Identify the lines that contain the string "true", then copy each of them.

━━━━━━━━━━━━━━━━━━━━

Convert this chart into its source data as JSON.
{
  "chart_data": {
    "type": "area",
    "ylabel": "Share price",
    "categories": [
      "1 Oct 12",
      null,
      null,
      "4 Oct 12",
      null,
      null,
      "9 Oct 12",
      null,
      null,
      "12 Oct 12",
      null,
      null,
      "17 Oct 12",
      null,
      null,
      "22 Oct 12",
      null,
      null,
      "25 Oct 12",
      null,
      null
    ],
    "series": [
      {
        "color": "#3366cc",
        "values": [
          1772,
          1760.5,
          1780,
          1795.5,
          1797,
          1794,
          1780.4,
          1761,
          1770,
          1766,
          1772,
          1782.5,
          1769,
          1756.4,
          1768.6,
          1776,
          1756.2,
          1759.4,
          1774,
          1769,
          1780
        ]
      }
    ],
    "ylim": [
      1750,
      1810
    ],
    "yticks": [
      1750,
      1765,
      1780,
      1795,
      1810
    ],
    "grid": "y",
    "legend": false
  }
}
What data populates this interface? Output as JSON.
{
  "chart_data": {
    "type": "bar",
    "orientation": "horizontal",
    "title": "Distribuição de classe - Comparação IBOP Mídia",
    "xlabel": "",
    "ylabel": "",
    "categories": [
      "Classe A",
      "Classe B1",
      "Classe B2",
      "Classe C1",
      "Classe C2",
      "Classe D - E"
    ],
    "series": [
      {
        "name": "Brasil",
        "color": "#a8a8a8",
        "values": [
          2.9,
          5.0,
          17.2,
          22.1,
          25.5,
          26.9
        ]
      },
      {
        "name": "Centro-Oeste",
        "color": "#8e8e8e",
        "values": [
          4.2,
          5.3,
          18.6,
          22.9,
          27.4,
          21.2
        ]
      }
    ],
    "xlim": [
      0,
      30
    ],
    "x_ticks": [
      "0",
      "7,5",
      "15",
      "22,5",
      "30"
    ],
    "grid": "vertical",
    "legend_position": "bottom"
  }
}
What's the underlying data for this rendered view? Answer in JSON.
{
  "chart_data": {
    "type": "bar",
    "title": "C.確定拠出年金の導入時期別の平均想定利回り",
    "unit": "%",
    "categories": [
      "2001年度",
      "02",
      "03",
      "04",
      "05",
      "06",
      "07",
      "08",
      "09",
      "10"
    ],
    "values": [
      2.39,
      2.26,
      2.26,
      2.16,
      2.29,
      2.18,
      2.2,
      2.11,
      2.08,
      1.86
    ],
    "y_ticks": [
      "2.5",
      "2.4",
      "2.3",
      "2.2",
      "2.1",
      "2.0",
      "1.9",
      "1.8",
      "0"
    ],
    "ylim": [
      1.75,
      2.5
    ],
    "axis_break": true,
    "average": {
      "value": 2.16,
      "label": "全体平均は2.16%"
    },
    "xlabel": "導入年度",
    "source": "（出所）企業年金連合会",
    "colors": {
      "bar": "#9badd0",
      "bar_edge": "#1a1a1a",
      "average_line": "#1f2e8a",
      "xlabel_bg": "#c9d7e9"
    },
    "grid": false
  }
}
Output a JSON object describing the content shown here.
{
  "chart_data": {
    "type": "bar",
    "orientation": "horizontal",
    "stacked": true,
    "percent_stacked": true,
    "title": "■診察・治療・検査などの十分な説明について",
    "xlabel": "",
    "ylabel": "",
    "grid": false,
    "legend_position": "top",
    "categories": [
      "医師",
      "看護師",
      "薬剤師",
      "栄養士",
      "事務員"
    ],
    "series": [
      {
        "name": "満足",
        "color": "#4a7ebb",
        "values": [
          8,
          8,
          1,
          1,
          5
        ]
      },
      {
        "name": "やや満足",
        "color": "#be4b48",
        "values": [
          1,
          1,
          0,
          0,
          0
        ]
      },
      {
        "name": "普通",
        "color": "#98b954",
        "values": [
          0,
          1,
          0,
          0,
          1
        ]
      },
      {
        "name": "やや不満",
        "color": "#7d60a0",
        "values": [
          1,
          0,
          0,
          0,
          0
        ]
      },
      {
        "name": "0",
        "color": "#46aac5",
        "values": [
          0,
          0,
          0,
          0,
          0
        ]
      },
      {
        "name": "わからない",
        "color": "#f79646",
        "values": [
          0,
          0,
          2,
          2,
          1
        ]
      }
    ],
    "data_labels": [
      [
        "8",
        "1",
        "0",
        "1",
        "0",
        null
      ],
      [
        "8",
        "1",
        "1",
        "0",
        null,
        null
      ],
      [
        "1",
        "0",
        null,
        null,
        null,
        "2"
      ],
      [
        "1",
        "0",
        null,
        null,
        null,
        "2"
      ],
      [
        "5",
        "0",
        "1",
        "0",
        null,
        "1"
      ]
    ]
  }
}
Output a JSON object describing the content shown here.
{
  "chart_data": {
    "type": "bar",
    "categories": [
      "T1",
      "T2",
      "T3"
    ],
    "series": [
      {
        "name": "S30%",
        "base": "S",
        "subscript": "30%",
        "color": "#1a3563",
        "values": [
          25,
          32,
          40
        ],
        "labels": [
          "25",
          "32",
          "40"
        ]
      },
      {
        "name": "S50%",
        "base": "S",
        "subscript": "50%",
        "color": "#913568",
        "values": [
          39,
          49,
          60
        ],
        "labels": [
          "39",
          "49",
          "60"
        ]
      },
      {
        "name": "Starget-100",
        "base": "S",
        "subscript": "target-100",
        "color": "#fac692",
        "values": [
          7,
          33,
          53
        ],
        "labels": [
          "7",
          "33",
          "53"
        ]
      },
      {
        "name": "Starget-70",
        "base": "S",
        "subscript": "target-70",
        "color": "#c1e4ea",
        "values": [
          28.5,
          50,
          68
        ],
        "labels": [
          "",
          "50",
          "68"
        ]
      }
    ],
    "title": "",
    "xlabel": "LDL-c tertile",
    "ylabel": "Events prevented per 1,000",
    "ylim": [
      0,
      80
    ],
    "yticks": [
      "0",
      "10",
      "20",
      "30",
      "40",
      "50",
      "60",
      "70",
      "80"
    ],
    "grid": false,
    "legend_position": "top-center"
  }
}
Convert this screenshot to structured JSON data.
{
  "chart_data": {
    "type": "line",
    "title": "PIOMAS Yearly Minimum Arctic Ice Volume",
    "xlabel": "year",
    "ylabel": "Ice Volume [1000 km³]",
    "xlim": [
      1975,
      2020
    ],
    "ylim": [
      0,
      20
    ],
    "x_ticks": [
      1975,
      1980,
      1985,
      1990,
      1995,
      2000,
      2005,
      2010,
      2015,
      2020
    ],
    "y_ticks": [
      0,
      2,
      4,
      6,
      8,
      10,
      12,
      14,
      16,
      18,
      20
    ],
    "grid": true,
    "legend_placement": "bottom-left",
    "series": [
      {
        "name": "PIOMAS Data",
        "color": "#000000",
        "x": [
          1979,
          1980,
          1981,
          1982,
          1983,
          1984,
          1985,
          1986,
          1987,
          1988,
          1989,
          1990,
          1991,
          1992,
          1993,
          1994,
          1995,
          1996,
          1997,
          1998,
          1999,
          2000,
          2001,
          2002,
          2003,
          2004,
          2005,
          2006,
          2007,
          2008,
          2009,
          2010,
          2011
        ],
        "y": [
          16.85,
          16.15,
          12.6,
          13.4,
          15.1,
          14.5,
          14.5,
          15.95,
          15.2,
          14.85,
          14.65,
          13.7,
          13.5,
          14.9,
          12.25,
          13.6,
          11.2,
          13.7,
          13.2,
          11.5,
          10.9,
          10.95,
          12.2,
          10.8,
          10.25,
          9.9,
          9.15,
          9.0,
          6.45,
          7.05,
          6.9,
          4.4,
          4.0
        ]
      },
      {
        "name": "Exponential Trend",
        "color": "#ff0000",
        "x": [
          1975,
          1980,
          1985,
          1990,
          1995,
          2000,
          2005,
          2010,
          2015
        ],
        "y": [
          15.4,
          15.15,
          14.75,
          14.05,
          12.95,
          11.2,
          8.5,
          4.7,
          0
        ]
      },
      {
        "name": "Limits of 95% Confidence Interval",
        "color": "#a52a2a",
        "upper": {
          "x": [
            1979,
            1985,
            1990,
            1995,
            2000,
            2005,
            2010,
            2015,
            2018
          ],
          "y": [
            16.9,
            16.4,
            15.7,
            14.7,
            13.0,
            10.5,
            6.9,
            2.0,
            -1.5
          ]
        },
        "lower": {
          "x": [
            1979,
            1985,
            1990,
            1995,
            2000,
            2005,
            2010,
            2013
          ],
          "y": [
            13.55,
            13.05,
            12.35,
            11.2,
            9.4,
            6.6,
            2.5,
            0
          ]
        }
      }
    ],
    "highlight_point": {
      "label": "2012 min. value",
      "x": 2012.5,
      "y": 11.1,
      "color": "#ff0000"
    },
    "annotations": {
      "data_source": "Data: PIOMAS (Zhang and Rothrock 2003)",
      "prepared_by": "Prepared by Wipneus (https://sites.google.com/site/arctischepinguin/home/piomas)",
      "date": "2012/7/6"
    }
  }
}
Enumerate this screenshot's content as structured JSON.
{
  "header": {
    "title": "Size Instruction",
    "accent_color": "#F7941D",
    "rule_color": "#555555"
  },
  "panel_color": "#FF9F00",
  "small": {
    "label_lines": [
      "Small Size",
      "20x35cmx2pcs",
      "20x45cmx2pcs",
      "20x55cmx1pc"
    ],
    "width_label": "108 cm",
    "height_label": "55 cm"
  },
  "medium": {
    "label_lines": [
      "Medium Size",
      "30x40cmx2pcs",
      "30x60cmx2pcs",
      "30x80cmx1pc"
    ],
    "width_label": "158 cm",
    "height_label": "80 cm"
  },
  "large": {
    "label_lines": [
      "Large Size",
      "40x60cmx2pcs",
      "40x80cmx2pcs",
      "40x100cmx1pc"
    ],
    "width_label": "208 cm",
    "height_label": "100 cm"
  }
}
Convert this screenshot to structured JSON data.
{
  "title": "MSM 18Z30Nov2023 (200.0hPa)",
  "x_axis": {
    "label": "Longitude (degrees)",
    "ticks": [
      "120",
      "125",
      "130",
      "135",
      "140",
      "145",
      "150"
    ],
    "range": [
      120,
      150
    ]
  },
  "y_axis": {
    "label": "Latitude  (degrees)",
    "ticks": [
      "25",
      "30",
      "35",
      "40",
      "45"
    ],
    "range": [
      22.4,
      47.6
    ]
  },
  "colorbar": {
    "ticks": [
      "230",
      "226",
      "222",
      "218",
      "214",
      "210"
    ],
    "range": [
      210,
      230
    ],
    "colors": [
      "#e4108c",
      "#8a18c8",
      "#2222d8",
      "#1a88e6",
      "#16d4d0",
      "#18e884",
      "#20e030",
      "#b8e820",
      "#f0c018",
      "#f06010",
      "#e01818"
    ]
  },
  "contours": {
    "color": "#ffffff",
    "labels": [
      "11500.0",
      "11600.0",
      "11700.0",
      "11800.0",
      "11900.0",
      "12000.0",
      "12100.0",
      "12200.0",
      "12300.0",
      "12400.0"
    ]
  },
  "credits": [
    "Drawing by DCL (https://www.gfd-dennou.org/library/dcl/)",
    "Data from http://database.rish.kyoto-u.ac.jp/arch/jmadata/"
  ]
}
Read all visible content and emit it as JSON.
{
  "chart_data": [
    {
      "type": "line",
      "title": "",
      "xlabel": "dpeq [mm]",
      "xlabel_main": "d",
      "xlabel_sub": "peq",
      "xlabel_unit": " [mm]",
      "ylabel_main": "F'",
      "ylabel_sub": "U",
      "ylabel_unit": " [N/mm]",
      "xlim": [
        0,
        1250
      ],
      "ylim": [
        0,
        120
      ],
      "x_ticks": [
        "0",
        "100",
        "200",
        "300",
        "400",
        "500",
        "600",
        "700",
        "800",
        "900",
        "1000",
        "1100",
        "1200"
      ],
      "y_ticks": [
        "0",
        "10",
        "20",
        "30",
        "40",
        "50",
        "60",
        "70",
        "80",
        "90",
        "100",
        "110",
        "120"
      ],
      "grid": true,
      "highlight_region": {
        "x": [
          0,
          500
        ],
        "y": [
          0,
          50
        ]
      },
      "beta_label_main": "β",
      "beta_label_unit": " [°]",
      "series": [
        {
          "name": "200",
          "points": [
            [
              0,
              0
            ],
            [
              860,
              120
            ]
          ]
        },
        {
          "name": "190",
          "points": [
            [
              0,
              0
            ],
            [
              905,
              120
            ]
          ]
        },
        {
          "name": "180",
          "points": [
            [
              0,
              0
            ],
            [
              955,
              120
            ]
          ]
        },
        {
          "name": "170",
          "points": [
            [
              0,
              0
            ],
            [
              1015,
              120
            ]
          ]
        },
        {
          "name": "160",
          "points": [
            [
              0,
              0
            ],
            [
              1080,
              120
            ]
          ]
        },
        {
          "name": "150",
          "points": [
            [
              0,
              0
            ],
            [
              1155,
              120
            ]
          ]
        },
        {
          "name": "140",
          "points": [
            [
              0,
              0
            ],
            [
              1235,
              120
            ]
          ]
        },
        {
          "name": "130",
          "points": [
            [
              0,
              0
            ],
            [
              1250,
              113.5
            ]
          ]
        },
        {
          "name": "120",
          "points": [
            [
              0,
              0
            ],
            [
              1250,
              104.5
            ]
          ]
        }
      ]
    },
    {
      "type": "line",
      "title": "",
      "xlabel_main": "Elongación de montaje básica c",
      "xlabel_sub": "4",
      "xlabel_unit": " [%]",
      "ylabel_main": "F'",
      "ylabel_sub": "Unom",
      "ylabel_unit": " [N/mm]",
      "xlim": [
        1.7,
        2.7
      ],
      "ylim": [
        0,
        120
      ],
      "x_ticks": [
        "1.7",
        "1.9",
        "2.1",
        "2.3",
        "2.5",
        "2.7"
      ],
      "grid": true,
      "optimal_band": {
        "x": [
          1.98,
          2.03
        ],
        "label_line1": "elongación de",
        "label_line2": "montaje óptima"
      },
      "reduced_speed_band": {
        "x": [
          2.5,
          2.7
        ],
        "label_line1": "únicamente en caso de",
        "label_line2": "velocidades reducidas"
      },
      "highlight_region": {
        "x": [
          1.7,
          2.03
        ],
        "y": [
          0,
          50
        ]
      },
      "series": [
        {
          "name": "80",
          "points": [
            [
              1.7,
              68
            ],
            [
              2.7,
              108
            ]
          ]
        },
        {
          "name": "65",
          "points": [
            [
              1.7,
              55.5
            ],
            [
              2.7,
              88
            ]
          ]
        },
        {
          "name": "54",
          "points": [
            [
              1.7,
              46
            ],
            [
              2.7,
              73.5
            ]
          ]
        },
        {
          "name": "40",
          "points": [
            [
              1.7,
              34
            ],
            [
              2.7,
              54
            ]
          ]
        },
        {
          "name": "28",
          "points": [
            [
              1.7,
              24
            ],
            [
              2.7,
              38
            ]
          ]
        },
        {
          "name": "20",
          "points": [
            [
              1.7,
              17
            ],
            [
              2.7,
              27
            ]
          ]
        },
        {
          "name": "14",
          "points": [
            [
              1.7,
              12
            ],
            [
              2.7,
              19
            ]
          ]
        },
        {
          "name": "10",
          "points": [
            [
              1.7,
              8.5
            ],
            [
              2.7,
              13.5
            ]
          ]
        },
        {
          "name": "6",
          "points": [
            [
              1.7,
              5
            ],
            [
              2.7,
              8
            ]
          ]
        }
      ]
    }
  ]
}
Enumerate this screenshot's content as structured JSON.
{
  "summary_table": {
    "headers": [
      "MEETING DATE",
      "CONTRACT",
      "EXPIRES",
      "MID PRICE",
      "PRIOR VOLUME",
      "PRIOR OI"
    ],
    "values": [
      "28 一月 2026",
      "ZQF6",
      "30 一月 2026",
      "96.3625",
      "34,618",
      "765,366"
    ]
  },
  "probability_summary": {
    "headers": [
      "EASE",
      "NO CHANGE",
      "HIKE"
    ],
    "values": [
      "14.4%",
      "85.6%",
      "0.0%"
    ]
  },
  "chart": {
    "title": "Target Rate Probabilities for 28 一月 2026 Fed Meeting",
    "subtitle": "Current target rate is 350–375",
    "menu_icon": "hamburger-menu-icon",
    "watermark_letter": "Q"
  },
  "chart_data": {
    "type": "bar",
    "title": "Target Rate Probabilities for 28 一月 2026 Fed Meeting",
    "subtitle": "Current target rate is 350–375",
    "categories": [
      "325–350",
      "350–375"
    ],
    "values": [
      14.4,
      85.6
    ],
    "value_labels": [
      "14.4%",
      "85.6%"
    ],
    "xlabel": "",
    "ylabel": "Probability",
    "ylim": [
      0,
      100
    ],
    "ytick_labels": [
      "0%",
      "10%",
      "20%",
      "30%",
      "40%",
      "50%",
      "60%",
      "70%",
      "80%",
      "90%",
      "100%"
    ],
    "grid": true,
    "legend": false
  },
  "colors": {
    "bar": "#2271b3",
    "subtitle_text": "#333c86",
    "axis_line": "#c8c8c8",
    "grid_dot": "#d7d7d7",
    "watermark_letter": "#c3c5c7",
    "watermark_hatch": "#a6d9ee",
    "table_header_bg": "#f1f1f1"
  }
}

━━━━━━━━━━━━━━━━━━━━

**Response to the exercise**
    "axis_break": true,
    "stacked": true,
    "percent_stacked": true,
    "grid": true,
      "grid": true,
      "grid": true,
    "grid": true,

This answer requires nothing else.